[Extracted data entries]

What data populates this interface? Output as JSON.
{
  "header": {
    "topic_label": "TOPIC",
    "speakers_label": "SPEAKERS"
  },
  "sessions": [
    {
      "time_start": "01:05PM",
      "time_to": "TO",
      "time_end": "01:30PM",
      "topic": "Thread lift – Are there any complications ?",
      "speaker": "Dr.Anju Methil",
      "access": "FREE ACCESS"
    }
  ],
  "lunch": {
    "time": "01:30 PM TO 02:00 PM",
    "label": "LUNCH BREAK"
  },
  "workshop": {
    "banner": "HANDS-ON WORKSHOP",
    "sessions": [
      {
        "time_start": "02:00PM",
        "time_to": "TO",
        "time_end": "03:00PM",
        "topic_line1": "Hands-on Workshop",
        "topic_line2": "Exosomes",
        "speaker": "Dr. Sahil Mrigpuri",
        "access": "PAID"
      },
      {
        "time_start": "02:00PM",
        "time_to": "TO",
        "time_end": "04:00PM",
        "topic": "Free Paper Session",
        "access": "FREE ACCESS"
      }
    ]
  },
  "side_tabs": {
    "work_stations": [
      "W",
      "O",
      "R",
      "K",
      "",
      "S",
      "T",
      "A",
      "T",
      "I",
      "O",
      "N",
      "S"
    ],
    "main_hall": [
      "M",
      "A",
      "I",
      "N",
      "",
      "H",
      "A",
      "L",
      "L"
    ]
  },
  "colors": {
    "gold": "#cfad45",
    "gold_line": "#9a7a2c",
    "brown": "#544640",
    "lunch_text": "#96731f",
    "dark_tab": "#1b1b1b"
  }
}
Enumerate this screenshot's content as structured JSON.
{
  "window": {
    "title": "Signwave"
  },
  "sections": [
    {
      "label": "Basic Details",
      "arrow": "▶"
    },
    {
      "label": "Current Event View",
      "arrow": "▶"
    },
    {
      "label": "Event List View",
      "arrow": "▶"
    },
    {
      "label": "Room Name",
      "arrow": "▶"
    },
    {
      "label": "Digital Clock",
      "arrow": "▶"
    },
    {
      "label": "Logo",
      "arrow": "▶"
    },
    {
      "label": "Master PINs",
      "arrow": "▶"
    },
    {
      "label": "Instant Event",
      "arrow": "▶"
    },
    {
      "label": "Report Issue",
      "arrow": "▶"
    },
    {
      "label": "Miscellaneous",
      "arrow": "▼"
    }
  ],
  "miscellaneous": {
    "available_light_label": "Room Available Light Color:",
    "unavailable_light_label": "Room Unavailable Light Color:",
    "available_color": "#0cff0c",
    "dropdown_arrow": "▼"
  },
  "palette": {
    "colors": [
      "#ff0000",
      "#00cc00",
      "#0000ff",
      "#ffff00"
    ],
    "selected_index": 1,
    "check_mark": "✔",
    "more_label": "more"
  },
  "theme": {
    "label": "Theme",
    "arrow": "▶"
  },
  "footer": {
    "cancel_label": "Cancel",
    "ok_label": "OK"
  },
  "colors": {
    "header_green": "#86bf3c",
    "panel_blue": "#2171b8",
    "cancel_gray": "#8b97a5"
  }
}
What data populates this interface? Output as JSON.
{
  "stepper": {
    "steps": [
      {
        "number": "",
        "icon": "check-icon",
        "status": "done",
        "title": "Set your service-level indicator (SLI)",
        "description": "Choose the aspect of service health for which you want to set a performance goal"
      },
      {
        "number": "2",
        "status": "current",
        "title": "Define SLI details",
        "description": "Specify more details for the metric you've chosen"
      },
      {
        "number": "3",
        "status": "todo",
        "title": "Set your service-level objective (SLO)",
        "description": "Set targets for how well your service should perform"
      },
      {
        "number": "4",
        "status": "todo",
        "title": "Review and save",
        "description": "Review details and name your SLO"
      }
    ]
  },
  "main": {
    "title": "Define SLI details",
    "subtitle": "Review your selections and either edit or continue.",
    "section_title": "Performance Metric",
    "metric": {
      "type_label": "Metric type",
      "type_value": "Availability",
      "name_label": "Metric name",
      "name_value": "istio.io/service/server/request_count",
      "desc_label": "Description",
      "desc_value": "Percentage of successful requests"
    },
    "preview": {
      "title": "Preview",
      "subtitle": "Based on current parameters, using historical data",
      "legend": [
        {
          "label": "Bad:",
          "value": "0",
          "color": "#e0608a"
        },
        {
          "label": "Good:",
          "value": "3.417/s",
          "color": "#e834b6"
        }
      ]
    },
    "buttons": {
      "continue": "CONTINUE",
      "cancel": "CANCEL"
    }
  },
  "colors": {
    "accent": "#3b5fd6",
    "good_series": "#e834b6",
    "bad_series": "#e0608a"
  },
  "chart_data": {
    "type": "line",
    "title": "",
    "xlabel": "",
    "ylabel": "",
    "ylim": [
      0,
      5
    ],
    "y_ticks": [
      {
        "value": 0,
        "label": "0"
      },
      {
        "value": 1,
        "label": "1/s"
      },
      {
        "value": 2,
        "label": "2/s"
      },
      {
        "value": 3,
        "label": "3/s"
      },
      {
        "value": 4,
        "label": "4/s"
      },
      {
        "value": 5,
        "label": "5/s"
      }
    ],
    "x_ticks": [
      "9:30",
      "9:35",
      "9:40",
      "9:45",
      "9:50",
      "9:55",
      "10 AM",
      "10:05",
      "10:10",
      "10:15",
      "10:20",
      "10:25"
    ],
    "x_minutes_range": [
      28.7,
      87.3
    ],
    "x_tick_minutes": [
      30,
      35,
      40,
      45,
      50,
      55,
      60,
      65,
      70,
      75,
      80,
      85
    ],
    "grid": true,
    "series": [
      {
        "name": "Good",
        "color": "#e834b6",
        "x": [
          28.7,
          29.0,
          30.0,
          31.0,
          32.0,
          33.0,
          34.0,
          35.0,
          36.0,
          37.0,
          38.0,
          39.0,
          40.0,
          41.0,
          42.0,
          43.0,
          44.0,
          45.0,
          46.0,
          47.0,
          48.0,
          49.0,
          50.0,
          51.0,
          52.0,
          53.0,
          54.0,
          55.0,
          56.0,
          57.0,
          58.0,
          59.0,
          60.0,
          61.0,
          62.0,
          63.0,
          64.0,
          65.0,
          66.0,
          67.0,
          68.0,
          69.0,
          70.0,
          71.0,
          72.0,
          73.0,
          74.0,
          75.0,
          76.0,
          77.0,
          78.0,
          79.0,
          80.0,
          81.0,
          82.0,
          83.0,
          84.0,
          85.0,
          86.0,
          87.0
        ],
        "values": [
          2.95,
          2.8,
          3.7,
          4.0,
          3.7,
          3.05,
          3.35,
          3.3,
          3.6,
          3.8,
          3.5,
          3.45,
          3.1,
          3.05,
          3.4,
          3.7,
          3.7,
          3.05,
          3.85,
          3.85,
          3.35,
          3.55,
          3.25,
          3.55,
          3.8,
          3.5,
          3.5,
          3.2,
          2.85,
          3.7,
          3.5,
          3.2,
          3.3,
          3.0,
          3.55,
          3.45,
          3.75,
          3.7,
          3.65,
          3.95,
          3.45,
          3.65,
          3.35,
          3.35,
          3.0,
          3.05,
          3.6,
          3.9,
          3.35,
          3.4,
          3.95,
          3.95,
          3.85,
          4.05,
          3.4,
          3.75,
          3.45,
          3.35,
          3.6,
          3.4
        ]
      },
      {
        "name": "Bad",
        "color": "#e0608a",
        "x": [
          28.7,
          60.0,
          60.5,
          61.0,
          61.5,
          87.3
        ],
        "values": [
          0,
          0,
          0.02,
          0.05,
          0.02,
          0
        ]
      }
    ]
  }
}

* **TASK TO CARRY OUT**: Write out every line of the records exactly.

* **CORRECT ANSWER**:
What data populates this interface? Output as JSON.
{
  "header": {
    "topic_label": "TOPIC",
    "speakers_label": "SPEAKERS"
  },
  "sessions": [
    {
      "time_start": "01:05PM",
      "time_to": "TO",
      "time_end": "01:30PM",
      "topic": "Thread lift – Are there any complications ?",
      "speaker": "Dr.Anju Methil",
      "access": "FREE ACCESS"
    }
  ],
  "lunch": {
    "time": "01:30 PM TO 02:00 PM",
    "label": "LUNCH BREAK"
  },
  "workshop": {
    "banner": "HANDS-ON WORKSHOP",
    "sessions": [
      {
        "time_start": "02:00PM",
        "time_to": "TO",
        "time_end": "03:00PM",
        "topic_line1": "Hands-on Workshop",
        "topic_line2": "Exosomes",
        "speaker": "Dr. Sahil Mrigpuri",
        "access": "PAID"
      },
      {
        "time_start": "02:00PM",
        "time_to": "TO",
        "time_end": "04:00PM",
        "topic": "Free Paper Session",
        "access": "FREE ACCESS"
      }
    ]
  },
  "side_tabs": {
    "work_stations": [
      "W",
      "O",
      "R",
      "K",
      "",
      "S",
      "T",
      "A",
      "T",
      "I",
      "O",
      "N",
      "S"
    ],
    "main_hall": [
      "M",
      "A",
      "I",
      "N",
      "",
      "H",
      "A",
      "L",
      "L"
    ]
  },
  "colors": {
    "gold": "#cfad45",
    "gold_line": "#9a7a2c",
    "brown": "#544640",
    "lunch_text": "#96731f",
    "dark_tab": "#1b1b1b"
  }
}
Enumerate this screenshot's content as structured JSON.
{
  "window": {
    "title": "Signwave"
  },
  "sections": [
    {
      "label": "Basic Details",
      "arrow": "▶"
    },
    {
      "label": "Current Event View",
      "arrow": "▶"
    },
    {
      "label": "Event List View",
      "arrow": "▶"
    },
    {
      "label": "Room Name",
      "arrow": "▶"
    },
    {
      "label": "Digital Clock",
      "arrow": "▶"
    },
    {
      "label": "Logo",
      "arrow": "▶"
    },
    {
      "label": "Master PINs",
      "arrow": "▶"
    },
    {
      "label": "Instant Event",
      "arrow": "▶"
    },
    {
      "label": "Report Issue",
      "arrow": "▶"
    },
    {
      "label": "Miscellaneous",
      "arrow": "▼"
    }
  ],
  "miscellaneous": {
    "available_light_label": "Room Available Light Color:",
    "unavailable_light_label": "Room Unavailable Light Color:",
    "available_color": "#0cff0c",
    "dropdown_arrow": "▼"
  },
  "palette": {
    "colors": [
      "#ff0000",
      "#00cc00",
      "#0000ff",
      "#ffff00"
    ],
    "selected_index": 1,
    "check_mark": "✔",
    "more_label": "more"
  },
  "theme": {
    "label": "Theme",
    "arrow": "▶"
  },
  "footer": {
    "cancel_label": "Cancel",
    "ok_label": "OK"
  },
  "colors": {
    "header_green": "#86bf3c",
    "panel_blue": "#2171b8",
    "cancel_gray": "#8b97a5"
  }
}
What data populates this interface? Output as JSON.
{
  "stepper": {
    "steps": [
      {
        "number": "",
        "icon": "check-icon",
        "status": "done",
        "title": "Set your service-level indicator (SLI)",
        "description": "Choose the aspect of service health for which you want to set a performance goal"
      },
      {
        "number": "2",
        "status": "current",
        "title": "Define SLI details",
        "description": "Specify more details for the metric you've chosen"
      },
      {
        "number": "3",
        "status": "todo",
        "title": "Set your service-level objective (SLO)",
        "description": "Set targets for how well your service should perform"
      },
      {
        "number": "4",
        "status": "todo",
        "title": "Review and save",
        "description": "Review details and name your SLO"
      }
    ]
  },
  "main": {
    "title": "Define SLI details",
    "subtitle": "Review your selections and either edit or continue.",
    "section_title": "Performance Metric",
    "metric": {
      "type_label": "Metric type",
      "type_value": "Availability",
      "name_label": "Metric name",
      "name_value": "istio.io/service/server/request_count",
      "desc_label": "Description",
      "desc_value": "Percentage of successful requests"
    },
    "preview": {
      "title": "Preview",
      "subtitle": "Based on current parameters, using historical data",
      "legend": [
        {
          "label": "Bad:",
          "value": "0",
          "color": "#e0608a"
        },
        {
          "label": "Good:",
          "value": "3.417/s",
          "color": "#e834b6"
        }
      ]
    },
    "buttons": {
      "continue": "CONTINUE",
      "cancel": "CANCEL"
    }
  },
  "colors": {
    "accent": "#3b5fd6",
    "good_series": "#e834b6",
    "bad_series": "#e0608a"
  },
  "chart_data": {
    "type": "line",
    "title": "",
    "xlabel": "",
    "ylabel": "",
    "ylim": [
      0,
      5
    ],
    "y_ticks": [
      {
        "value": 0,
        "label": "0"
      },
      {
        "value": 1,
        "label": "1/s"
      },
      {
        "value": 2,
        "label": "2/s"
      },
      {
        "value": 3,
        "label": "3/s"
      },
      {
        "value": 4,
        "label": "4/s"
      },
      {
        "value": 5,
        "label": "5/s"
      }
    ],
    "x_ticks": [
      "9:30",
      "9:35",
      "9:40",
      "9:45",
      "9:50",
      "9:55",
      "10 AM",
      "10:05",
      "10:10",
      "10:15",
      "10:20",
      "10:25"
    ],
    "x_minutes_range": [
      28.7,
      87.3
    ],
    "x_tick_minutes": [
      30,
      35,
      40,
      45,
      50,
      55,
      60,
      65,
      70,
      75,
      80,
      85
    ],
    "grid": true,
    "series": [
      {
        "name": "Good",
        "color": "#e834b6",
        "x": [
          28.7,
          29.0,
          30.0,
          31.0,
          32.0,
          33.0,
          34.0,
          35.0,
          36.0,
          37.0,
          38.0,
          39.0,
          40.0,
          41.0,
          42.0,
          43.0,
          44.0,
          45.0,
          46.0,
          47.0,
          48.0,
          49.0,
          50.0,
          51.0,
          52.0,
          53.0,
          54.0,
          55.0,
          56.0,
          57.0,
          58.0,
          59.0,
          60.0,
          61.0,
          62.0,
          63.0,
          64.0,
          65.0,
          66.0,
          67.0,
          68.0,
          69.0,
          70.0,
          71.0,
          72.0,
          73.0,
          74.0,
          75.0,
          76.0,
          77.0,
          78.0,
          79.0,
          80.0,
          81.0,
          82.0,
          83.0,
          84.0,
          85.0,
          86.0,
          87.0
        ],
        "values": [
          2.95,
          2.8,
          3.7,
          4.0,
          3.7,
          3.05,
          3.35,
          3.3,
          3.6,
          3.8,
          3.5,
          3.45,
          3.1,
          3.05,
          3.4,
          3.7,
          3.7,
          3.05,
          3.85,
          3.85,
          3.35,
          3.55,
          3.25,
          3.55,
          3.8,
          3.5,
          3.5,
          3.2,
          2.85,
          3.7,
          3.5,
          3.2,
          3.3,
          3.0,
          3.55,
          3.45,
          3.75,
          3.7,
          3.65,
          3.95,
          3.45,
          3.65,
          3.35,
          3.35,
          3.0,
          3.05,
          3.6,
          3.9,
          3.35,
          3.4,
          3.95,
          3.95,
          3.85,
          4.05,
          3.4,
          3.75,
          3.45,
          3.35,
          3.6,
          3.4
        ]
      },
      {
        "name": "Bad",
        "color": "#e0608a",
        "x": [
          28.7,
          60.0,
          60.5,
          61.0,
          61.5,
          87.3
        ],
        "values": [
          0,
          0,
          0.02,
          0.05,
          0.02,
          0
        ]
      }
    ]
  }
}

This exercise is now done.